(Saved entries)
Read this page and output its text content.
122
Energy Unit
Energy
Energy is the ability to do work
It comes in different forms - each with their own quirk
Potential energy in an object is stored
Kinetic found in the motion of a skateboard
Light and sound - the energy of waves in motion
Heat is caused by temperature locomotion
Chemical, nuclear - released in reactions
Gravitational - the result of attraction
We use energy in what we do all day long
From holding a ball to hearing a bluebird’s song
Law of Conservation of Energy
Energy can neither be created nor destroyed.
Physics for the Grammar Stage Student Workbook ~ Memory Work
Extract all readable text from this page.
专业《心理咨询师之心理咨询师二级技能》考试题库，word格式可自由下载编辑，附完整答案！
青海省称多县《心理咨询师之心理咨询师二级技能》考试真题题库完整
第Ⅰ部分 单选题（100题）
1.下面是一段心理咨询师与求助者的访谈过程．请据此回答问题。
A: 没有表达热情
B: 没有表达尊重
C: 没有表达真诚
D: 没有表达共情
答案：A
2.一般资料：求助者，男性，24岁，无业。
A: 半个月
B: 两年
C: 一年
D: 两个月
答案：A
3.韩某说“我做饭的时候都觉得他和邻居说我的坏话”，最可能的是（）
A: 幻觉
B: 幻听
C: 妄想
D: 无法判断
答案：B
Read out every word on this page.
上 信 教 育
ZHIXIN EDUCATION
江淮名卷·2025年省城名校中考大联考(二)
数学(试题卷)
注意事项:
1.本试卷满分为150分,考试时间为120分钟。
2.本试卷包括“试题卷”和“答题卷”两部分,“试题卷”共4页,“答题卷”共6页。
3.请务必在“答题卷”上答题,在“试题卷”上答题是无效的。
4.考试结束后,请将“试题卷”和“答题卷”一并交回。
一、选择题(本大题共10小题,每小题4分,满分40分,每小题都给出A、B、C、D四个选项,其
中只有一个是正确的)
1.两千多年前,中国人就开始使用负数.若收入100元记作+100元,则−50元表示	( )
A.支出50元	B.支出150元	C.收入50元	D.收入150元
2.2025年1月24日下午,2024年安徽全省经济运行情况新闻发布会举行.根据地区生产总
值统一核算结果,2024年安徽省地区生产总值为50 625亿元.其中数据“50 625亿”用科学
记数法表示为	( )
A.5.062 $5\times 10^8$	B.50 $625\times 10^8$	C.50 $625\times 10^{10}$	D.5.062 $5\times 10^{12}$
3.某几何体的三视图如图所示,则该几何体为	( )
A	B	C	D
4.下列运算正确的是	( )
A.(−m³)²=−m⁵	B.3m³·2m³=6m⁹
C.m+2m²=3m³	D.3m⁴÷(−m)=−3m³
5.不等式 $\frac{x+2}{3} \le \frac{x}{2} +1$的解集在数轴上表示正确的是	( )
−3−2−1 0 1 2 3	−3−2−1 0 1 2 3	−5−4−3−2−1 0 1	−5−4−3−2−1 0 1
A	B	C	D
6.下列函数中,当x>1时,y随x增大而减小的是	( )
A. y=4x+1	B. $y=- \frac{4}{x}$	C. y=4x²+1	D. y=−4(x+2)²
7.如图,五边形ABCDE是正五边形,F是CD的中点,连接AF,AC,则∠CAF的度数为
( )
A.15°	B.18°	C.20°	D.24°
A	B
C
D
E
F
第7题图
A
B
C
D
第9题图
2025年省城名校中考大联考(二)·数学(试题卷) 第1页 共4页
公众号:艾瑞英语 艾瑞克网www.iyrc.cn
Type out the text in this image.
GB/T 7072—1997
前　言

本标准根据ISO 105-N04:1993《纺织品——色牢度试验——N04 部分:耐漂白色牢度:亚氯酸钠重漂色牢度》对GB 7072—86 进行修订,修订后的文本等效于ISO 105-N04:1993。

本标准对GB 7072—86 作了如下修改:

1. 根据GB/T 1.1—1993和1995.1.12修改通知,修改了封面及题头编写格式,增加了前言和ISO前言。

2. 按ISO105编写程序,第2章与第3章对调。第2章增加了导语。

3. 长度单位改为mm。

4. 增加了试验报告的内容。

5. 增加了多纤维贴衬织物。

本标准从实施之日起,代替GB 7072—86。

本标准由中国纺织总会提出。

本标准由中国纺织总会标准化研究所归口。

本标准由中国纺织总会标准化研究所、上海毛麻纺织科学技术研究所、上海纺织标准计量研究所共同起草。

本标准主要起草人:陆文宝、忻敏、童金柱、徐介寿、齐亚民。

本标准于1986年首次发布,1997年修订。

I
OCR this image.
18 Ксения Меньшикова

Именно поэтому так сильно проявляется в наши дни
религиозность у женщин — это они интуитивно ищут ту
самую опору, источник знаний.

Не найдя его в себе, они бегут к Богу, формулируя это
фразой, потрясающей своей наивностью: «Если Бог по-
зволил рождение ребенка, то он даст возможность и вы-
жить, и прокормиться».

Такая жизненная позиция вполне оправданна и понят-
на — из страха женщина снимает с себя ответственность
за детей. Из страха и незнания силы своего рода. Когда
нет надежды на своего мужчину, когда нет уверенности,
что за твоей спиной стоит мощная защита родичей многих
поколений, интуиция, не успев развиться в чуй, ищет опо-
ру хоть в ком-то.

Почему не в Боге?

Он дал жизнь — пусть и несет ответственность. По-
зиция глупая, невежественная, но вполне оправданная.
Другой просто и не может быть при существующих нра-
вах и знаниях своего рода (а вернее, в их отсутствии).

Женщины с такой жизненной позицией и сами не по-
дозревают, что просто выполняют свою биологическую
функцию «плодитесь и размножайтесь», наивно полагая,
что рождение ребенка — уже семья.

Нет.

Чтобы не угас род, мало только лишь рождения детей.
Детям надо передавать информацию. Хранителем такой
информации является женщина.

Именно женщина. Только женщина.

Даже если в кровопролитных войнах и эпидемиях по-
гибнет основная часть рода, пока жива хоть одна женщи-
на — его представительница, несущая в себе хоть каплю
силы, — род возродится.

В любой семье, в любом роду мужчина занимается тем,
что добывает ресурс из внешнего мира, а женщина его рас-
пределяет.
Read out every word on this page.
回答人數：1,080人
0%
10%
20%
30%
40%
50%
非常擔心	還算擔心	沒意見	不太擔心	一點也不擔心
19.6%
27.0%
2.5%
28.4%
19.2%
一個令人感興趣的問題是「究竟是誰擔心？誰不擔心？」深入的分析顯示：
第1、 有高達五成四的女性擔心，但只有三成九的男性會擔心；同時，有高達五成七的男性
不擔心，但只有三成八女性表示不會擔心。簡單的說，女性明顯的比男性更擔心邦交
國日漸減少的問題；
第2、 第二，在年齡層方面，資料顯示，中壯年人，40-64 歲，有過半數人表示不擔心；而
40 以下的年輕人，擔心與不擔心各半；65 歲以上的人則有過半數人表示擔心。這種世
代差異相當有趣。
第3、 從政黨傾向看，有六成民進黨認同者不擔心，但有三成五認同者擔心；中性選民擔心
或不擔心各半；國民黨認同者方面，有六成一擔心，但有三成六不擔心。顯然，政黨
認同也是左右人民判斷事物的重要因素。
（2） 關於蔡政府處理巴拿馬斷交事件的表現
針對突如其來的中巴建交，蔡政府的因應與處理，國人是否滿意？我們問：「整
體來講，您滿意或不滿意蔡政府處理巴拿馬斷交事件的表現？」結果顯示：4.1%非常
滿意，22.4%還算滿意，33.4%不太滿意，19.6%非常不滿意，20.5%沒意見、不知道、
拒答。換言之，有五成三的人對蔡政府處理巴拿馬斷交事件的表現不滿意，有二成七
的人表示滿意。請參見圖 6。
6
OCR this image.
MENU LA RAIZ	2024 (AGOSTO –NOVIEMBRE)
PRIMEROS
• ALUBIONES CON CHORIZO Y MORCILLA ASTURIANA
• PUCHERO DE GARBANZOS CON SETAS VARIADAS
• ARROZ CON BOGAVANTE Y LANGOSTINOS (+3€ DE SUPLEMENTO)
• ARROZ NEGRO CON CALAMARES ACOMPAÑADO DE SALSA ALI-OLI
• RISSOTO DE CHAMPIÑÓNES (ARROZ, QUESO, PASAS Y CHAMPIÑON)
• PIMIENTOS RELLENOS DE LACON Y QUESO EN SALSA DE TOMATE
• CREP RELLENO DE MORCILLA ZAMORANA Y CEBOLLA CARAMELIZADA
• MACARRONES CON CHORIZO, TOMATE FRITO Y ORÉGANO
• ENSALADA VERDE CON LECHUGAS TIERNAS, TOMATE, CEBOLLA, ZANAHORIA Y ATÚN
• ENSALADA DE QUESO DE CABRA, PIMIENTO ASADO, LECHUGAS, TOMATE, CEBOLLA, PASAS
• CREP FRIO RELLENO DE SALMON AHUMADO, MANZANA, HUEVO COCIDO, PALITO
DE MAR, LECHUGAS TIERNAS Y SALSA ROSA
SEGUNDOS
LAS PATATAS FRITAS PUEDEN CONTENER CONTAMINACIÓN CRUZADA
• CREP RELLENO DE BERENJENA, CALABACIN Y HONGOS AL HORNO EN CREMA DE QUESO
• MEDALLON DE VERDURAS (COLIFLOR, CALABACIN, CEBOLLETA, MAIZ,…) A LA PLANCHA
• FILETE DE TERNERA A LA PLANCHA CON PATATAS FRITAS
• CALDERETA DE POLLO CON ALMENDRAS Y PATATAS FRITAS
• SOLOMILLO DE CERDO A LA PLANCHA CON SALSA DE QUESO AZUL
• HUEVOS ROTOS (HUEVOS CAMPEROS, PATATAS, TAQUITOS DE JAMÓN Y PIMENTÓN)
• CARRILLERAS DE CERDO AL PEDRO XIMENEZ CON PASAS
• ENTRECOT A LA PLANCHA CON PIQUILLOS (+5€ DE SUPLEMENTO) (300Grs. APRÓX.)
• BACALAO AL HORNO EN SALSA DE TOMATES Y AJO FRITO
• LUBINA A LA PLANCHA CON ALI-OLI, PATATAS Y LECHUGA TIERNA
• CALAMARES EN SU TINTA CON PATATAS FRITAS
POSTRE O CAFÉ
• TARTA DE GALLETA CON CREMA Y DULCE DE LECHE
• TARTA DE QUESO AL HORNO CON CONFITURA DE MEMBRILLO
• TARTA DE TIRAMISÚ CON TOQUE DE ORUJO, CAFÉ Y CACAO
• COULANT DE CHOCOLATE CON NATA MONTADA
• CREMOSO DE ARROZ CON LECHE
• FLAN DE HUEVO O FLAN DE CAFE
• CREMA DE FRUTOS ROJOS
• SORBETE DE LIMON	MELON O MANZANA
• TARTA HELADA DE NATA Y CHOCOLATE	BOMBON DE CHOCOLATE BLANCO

> _SET TASK_: Show all lines from the records above where the word "женщина" occurs.

> _WORKED ANSWER_:
на — из страха женщина снимает с себя ответственность
информации является женщина.
Именно женщина. Только женщина.
что добывает ресурс из внешнего мира, а женщина его рас-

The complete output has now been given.